(Data excerpts)
┄┄┄┄┄┄
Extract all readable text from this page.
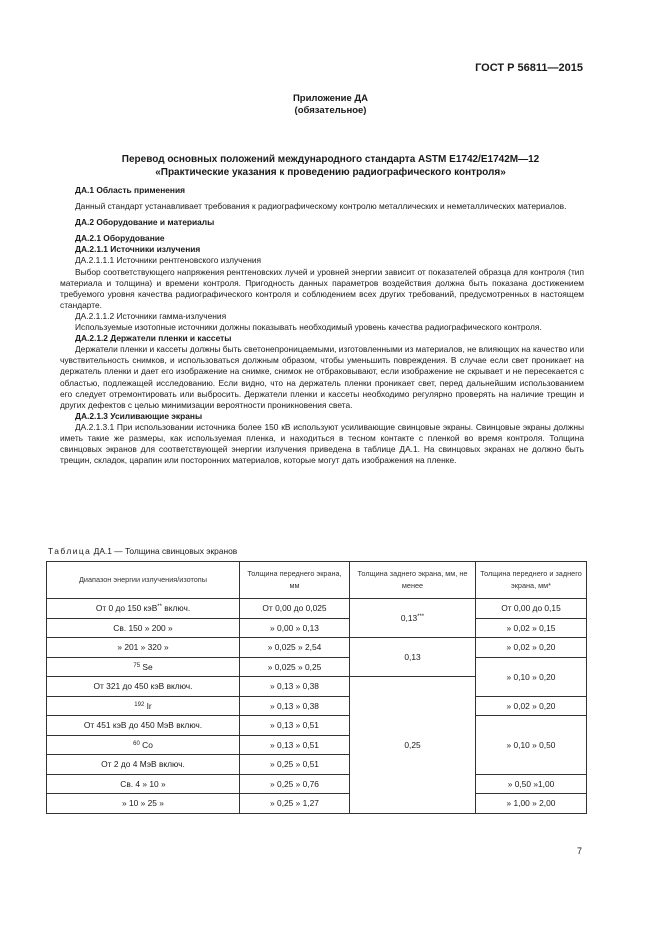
ГОСТ Р 56811—2015
Приложение ДА
(обязательное)
Перевод основных положений международного стандарта ASTM E1742/E1742M—12
«Практические указания к проведению радиографического контроля»

ДА.1 Область применения

Данный стандарт устанавливает требования к радиографическому контролю металлических и неметаллических материалов.

ДА.2 Оборудование и материалы

ДА.2.1 Оборудование

ДА.2.1.1 Источники излучения

ДА.2.1.1.1 Источники рентгеновского излучения

Выбор соответствующего напряжения рентгеновских лучей и уровней энергии зависит от показателей образца для контроля (тип материала и толщина) и времени контроля. Пригодность данных параметров воздействия должна быть показана достижением требуемого уровня качества радиографического контроля и соблюдением всех других требований, предусмотренных в настоящем стандарте.

ДА.2.1.1.2 Источники гамма-излучения

Используемые изотопные источники должны показывать необходимый уровень качества радиографического контроля.

ДА.2.1.2 Держатели пленки и кассеты

Держатели пленки и кассеты должны быть светонепроницаемыми, изготовленными из материалов, не влияющих на качество или чувствительность снимков, и использоваться должным образом, чтобы уменьшить повреждения. В случае если свет проникает на держатель пленки и дает его изображение на снимке, снимок не отбраковывают, если изображение не скрывает и не пересекается с областью, подлежащей исследованию. Если видно, что на держатель пленки проникает свет, перед дальнейшим использованием его следует отремонтировать или выбросить. Держатели пленки и кассеты необходимо регулярно проверять на наличие трещин и других дефектов с целью минимизации вероятности проникновения света.

ДА.2.1.3 Усиливающие экраны

ДА.2.1.3.1 При использовании источника более 150 кВ используют усиливающие свинцовые экраны. Свинцовые экраны должны иметь такие же размеры, как используемая пленка, и находиться в тесном контакте с пленкой во время контроля. Толщина свинцовых экранов для соответствующей энергии излучения приведена в таблице ДА.1. На свинцовых экранах не должно быть трещин, складок, царапин или посторонних материалов, которые могут дать изображения на пленке.

Таблица ДА.1 — Толщина свинцовых экранов
Диапазон энергии излучения/изотопы	Толщина переднего экрана, мм	Толщина заднего экрана, мм, не менее	Толщина переднего и заднего экрана, мм*
От 0 до 150 кэВ** включ.	От 0,00 до 0,025	0,13***	От 0,00 до 0,15
Св. 150 » 200 »	» 0,00 » 0,13		» 0,02 » 0,15
» 201 » 320 »	» 0,025 » 2,54	0,13	» 0,02 » 0,20
$^{75}$ Se	» 0,025 » 0,25		» 0,10 » 0,20
От 321 до 450 кэВ включ.	» 0,13 » 0,38	0,25	
$^{192}$ Ir	» 0,13 » 0,38		» 0,02 » 0,20
От 451 кэВ до 450 МэВ включ.	» 0,13 » 0,51		» 0,10 » 0,50
$^{60}$ Co	» 0,13 » 0,51		
От 2 до 4 МэВ включ.	» 0,25 » 0,51		
Св. 4 » 10 »	» 0,25 » 0,76		» 0,50 »1,00
» 10 » 25 »	» 0,25 » 1,27		» 1,00 » 2,00
7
┄┄┄┄┄┄
### Short task
Repeat every record above exactly, but leave out any pictures.

### Solved exercise
Extract all readable text from this page.
ГОСТ Р 56811—2015
Приложение ДА
(обязательное)
Перевод основных положений международного стандарта ASTM E1742/E1742M—12
«Практические указания к проведению радиографического контроля»

ДА.1 Область применения

Данный стандарт устанавливает требования к радиографическому контролю металлических и неметаллических материалов.

ДА.2 Оборудование и материалы

ДА.2.1 Оборудование

ДА.2.1.1 Источники излучения

ДА.2.1.1.1 Источники рентгеновского излучения

Выбор соответствующего напряжения рентгеновских лучей и уровней энергии зависит от показателей образца для контроля (тип материала и толщина) и времени контроля. Пригодность данных параметров воздействия должна быть показана достижением требуемого уровня качества радиографического контроля и соблюдением всех других требований, предусмотренных в настоящем стандарте.

ДА.2.1.1.2 Источники гамма-излучения

Используемые изотопные источники должны показывать необходимый уровень качества радиографического контроля.

ДА.2.1.2 Держатели пленки и кассеты

Держатели пленки и кассеты должны быть светонепроницаемыми, изготовленными из материалов, не влияющих на качество или чувствительность снимков, и использоваться должным образом, чтобы уменьшить повреждения. В случае если свет проникает на держатель пленки и дает его изображение на снимке, снимок не отбраковывают, если изображение не скрывает и не пересекается с областью, подлежащей исследованию. Если видно, что на держатель пленки проникает свет, перед дальнейшим использованием его следует отремонтировать или выбросить. Держатели пленки и кассеты необходимо регулярно проверять на наличие трещин и других дефектов с целью минимизации вероятности проникновения света.

ДА.2.1.3 Усиливающие экраны

ДА.2.1.3.1 При использовании источника более 150 кВ используют усиливающие свинцовые экраны. Свинцовые экраны должны иметь такие же размеры, как используемая пленка, и находиться в тесном контакте с пленкой во время контроля. Толщина свинцовых экранов для соответствующей энергии излучения приведена в таблице ДА.1. На свинцовых экранах не должно быть трещин, складок, царапин или посторонних материалов, которые могут дать изображения на пленке.

Таблица ДА.1 — Толщина свинцовых экранов
Диапазон энергии излучения/изотопы	Толщина переднего экрана, мм	Толщина заднего экрана, мм, не менее	Толщина переднего и заднего экрана, мм*
От 0 до 150 кэВ** включ.	От 0,00 до 0,025	0,13***	От 0,00 до 0,15
Св. 150 » 200 »	» 0,00 » 0,13		» 0,02 » 0,15
» 201 » 320 »	» 0,025 » 2,54	0,13	» 0,02 » 0,20
$^{75}$ Se	» 0,025 » 0,25		» 0,10 » 0,20
От 321 до 450 кэВ включ.	» 0,13 » 0,38	0,25	
$^{192}$ Ir	» 0,13 » 0,38		» 0,02 » 0,20
От 451 кэВ до 450 МэВ включ.	» 0,13 » 0,51		» 0,10 » 0,50
$^{60}$ Co	» 0,13 » 0,51		
От 2 до 4 МэВ включ.	» 0,25 » 0,51		
Св. 4 » 10 »	» 0,25 » 0,76		» 0,50 »1,00
» 10 » 25 »	» 0,25 » 1,27		» 1,00 » 2,00
7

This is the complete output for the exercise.